--- Start of DATA FOR THIS TASK ---

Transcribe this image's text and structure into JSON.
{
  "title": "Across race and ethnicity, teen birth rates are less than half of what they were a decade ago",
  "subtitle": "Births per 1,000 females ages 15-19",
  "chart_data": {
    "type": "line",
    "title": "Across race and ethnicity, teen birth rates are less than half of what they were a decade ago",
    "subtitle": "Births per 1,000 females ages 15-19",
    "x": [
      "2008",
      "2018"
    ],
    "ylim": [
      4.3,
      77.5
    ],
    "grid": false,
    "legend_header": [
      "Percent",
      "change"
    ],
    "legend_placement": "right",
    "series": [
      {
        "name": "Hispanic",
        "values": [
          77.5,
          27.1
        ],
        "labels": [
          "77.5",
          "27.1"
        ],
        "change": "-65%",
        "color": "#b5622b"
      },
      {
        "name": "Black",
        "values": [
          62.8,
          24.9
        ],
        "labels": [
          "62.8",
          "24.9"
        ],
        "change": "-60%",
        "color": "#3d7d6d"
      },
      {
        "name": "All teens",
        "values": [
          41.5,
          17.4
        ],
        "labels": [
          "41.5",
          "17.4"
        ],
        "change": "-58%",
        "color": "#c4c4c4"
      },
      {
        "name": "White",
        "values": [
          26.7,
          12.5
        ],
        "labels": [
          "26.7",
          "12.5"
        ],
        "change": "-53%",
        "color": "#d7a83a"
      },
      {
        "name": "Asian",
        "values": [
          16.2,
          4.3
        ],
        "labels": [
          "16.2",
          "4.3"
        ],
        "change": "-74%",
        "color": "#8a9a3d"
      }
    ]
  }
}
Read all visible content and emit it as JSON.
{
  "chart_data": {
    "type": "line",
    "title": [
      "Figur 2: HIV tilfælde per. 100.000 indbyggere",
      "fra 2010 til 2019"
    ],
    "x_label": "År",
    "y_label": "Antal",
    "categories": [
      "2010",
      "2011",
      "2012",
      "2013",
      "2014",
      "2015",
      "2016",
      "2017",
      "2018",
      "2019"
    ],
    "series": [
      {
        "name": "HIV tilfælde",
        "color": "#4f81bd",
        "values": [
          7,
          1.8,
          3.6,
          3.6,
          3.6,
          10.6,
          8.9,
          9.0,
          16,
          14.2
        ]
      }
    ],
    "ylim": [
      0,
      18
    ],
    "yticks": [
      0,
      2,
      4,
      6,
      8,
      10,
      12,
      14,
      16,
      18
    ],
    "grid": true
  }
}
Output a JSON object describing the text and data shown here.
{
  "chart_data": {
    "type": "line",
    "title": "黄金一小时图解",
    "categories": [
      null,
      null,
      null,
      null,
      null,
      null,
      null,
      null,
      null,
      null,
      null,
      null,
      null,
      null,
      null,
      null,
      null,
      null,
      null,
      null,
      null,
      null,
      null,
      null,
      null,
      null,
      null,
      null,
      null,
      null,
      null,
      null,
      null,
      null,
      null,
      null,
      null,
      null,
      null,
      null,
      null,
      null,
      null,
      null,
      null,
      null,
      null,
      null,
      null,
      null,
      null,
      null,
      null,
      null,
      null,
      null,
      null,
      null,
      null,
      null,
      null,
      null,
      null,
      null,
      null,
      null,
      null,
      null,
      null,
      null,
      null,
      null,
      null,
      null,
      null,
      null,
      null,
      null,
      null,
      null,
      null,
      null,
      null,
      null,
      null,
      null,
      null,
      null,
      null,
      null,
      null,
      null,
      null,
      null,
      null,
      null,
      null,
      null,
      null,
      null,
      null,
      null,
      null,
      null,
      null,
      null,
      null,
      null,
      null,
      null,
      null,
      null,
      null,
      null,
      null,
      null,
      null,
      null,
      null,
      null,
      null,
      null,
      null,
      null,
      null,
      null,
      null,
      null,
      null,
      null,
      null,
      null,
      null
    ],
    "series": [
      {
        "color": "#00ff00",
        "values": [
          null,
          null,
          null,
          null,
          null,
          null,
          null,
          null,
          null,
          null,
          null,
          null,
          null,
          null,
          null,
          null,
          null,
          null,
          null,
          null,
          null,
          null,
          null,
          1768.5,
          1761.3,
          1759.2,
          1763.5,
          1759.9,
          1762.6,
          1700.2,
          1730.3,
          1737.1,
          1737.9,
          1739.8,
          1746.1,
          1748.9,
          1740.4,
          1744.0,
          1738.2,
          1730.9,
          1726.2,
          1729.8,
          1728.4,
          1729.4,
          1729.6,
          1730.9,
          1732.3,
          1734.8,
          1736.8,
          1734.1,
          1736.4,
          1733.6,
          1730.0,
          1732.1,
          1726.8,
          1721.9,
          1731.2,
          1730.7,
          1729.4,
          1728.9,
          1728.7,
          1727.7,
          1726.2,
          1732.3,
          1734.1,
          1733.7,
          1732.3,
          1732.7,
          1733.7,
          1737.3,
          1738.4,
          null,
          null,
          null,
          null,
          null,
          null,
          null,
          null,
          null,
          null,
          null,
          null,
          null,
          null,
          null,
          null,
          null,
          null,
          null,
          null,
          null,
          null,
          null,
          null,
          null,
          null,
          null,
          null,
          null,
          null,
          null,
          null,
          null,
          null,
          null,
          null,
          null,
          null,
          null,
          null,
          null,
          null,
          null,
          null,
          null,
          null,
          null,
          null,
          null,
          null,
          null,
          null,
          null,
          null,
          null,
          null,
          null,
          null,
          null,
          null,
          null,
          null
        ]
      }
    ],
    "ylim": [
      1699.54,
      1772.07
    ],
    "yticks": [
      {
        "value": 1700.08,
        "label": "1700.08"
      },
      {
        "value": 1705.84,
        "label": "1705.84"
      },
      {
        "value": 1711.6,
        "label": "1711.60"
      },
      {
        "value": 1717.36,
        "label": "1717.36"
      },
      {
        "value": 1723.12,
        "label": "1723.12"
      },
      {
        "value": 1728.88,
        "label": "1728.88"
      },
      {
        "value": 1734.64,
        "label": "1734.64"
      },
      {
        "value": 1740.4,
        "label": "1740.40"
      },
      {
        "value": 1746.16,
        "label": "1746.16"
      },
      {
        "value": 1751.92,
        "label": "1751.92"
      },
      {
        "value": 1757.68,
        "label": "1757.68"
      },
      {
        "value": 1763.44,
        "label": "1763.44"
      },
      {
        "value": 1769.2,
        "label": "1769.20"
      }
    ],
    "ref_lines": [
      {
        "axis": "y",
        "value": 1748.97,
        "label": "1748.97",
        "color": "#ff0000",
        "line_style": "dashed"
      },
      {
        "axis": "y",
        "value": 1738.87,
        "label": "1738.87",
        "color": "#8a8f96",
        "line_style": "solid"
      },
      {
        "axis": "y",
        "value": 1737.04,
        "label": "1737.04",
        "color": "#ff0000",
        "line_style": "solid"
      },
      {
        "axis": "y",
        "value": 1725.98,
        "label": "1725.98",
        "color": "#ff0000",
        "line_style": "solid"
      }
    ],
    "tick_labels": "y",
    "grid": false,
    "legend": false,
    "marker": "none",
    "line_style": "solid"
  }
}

--- End of DATA FOR THIS TASK ---

◆ STATED EXERCISE ◆
Please reproduce each line exactly as written.

◆ WRITTEN ANSWER ◆
Transcribe this image's text and structure into JSON.
{
  "title": "Across race and ethnicity, teen birth rates are less than half of what they were a decade ago",
  "subtitle": "Births per 1,000 females ages 15-19",
  "chart_data": {
    "type": "line",
    "title": "Across race and ethnicity, teen birth rates are less than half of what they were a decade ago",
    "subtitle": "Births per 1,000 females ages 15-19",
    "x": [
      "2008",
      "2018"
    ],
    "ylim": [
      4.3,
      77.5
    ],
    "grid": false,
    "legend_header": [
      "Percent",
      "change"
    ],
    "legend_placement": "right",
    "series": [
      {
        "name": "Hispanic",
        "values": [
          77.5,
          27.1
        ],
        "labels": [
          "77.5",
          "27.1"
        ],
        "change": "-65%",
        "color": "#b5622b"
      },
      {
        "name": "Black",
        "values": [
          62.8,
          24.9
        ],
        "labels": [
          "62.8",
          "24.9"
        ],
        "change": "-60%",
        "color": "#3d7d6d"
      },
      {
        "name": "All teens",
        "values": [
          41.5,
          17.4
        ],
        "labels": [
          "41.5",
          "17.4"
        ],
        "change": "-58%",
        "color": "#c4c4c4"
      },
      {
        "name": "White",
        "values": [
          26.7,
          12.5
        ],
        "labels": [
          "26.7",
          "12.5"
        ],
        "change": "-53%",
        "color": "#d7a83a"
      },
      {
        "name": "Asian",
        "values": [
          16.2,
          4.3
        ],
        "labels": [
          "16.2",
          "4.3"
        ],
        "change": "-74%",
        "color": "#8a9a3d"
      }
    ]
  }
}
Read all visible content and emit it as JSON.
{
  "chart_data": {
    "type": "line",
    "title": [
      "Figur 2: HIV tilfælde per. 100.000 indbyggere",
      "fra 2010 til 2019"
    ],
    "x_label": "År",
    "y_label": "Antal",
    "categories": [
      "2010",
      "2011",
      "2012",
      "2013",
      "2014",
      "2015",
      "2016",
      "2017",
      "2018",
      "2019"
    ],
    "series": [
      {
        "name": "HIV tilfælde",
        "color": "#4f81bd",
        "values": [
          7,
          1.8,
          3.6,
          3.6,
          3.6,
          10.6,
          8.9,
          9.0,
          16,
          14.2
        ]
      }
    ],
    "ylim": [
      0,
      18
    ],
    "yticks": [
      0,
      2,
      4,
      6,
      8,
      10,
      12,
      14,
      16,
      18
    ],
    "grid": true
  }
}
Output a JSON object describing the text and data shown here.
{
  "chart_data": {
    "type": "line",
    "title": "黄金一小时图解",
    "categories": [
      null,
      null,
      null,
      null,
      null,
      null,
      null,
      null,
      null,
      null,
      null,
      null,
      null,
      null,
      null,
      null,
      null,
      null,
      null,
      null,
      null,
      null,
      null,
      null,
      null,
      null,
      null,
      null,
      null,
      null,
      null,
      null,
      null,
      null,
      null,
      null,
      null,
      null,
      null,
      null,
      null,
      null,
      null,
      null,
      null,
      null,
      null,
      null,
      null,
      null,
      null,
      null,
      null,
      null,
      null,
      null,
      null,
      null,
      null,
      null,
      null,
      null,
      null,
      null,
      null,
      null,
      null,
      null,
      null,
      null,
      null,
      null,
      null,
      null,
      null,
      null,
      null,
      null,
      null,
      null,
      null,
      null,
      null,
      null,
      null,
      null,
      null,
      null,
      null,
      null,
      null,
      null,
      null,
      null,
      null,
      null,
      null,
      null,
      null,
      null,
      null,
      null,
      null,
      null,
      null,
      null,
      null,
      null,
      null,
      null,
      null,
      null,
      null,
      null,
      null,
      null,
      null,
      null,
      null,
      null,
      null,
      null,
      null,
      null,
      null,
      null,
      null,
      null,
      null,
      null,
      null,
      null,
      null
    ],
    "series": [
      {
        "color": "#00ff00",
        "values": [
          null,
          null,
          null,
          null,
          null,
          null,
          null,
          null,
          null,
          null,
          null,
          null,
          null,
          null,
          null,
          null,
          null,
          null,
          null,
          null,
          null,
          null,
          null,
          1768.5,
          1761.3,
          1759.2,
          1763.5,
          1759.9,
          1762.6,
          1700.2,
          1730.3,
          1737.1,
          1737.9,
          1739.8,
          1746.1,
          1748.9,
          1740.4,
          1744.0,
          1738.2,
          1730.9,
          1726.2,
          1729.8,
          1728.4,
          1729.4,
          1729.6,
          1730.9,
          1732.3,
          1734.8,
          1736.8,
          1734.1,
          1736.4,
          1733.6,
          1730.0,
          1732.1,
          1726.8,
          1721.9,
          1731.2,
          1730.7,
          1729.4,
          1728.9,
          1728.7,
          1727.7,
          1726.2,
          1732.3,
          1734.1,
          1733.7,
          1732.3,
          1732.7,
          1733.7,
          1737.3,
          1738.4,
          null,
          null,
          null,
          null,
          null,
          null,
          null,
          null,
          null,
          null,
          null,
          null,
          null,
          null,
          null,
          null,
          null,
          null,
          null,
          null,
          null,
          null,
          null,
          null,
          null,
          null,
          null,
          null,
          null,
          null,
          null,
          null,
          null,
          null,
          null,
          null,
          null,
          null,
          null,
          null,
          null,
          null,
          null,
          null,
          null,
          null,
          null,
          null,
          null,
          null,
          null,
          null,
          null,
          null,
          null,
          null,
          null,
          null,
          null,
          null,
          null,
          null
        ]
      }
    ],
    "ylim": [
      1699.54,
      1772.07
    ],
    "yticks": [
      {
        "value": 1700.08,
        "label": "1700.08"
      },
      {
        "value": 1705.84,
        "label": "1705.84"
      },
      {
        "value": 1711.6,
        "label": "1711.60"
      },
      {
        "value": 1717.36,
        "label": "1717.36"
      },
      {
        "value": 1723.12,
        "label": "1723.12"
      },
      {
        "value": 1728.88,
        "label": "1728.88"
      },
      {
        "value": 1734.64,
        "label": "1734.64"
      },
      {
        "value": 1740.4,
        "label": "1740.40"
      },
      {
        "value": 1746.16,
        "label": "1746.16"
      },
      {
        "value": 1751.92,
        "label": "1751.92"
      },
      {
        "value": 1757.68,
        "label": "1757.68"
      },
      {
        "value": 1763.44,
        "label": "1763.44"
      },
      {
        "value": 1769.2,
        "label": "1769.20"
      }
    ],
    "ref_lines": [
      {
        "axis": "y",
        "value": 1748.97,
        "label": "1748.97",
        "color": "#ff0000",
        "line_style": "dashed"
      },
      {
        "axis": "y",
        "value": 1738.87,
        "label": "1738.87",
        "color": "#8a8f96",
        "line_style": "solid"
      },
      {
        "axis": "y",
        "value": 1737.04,
        "label": "1737.04",
        "color": "#ff0000",
        "line_style": "solid"
      },
      {
        "axis": "y",
        "value": 1725.98,
        "label": "1725.98",
        "color": "#ff0000",
        "line_style": "solid"
      }
    ],
    "tick_labels": "y",
    "grid": false,
    "legend": false,
    "marker": "none",
    "line_style": "solid"
  }
}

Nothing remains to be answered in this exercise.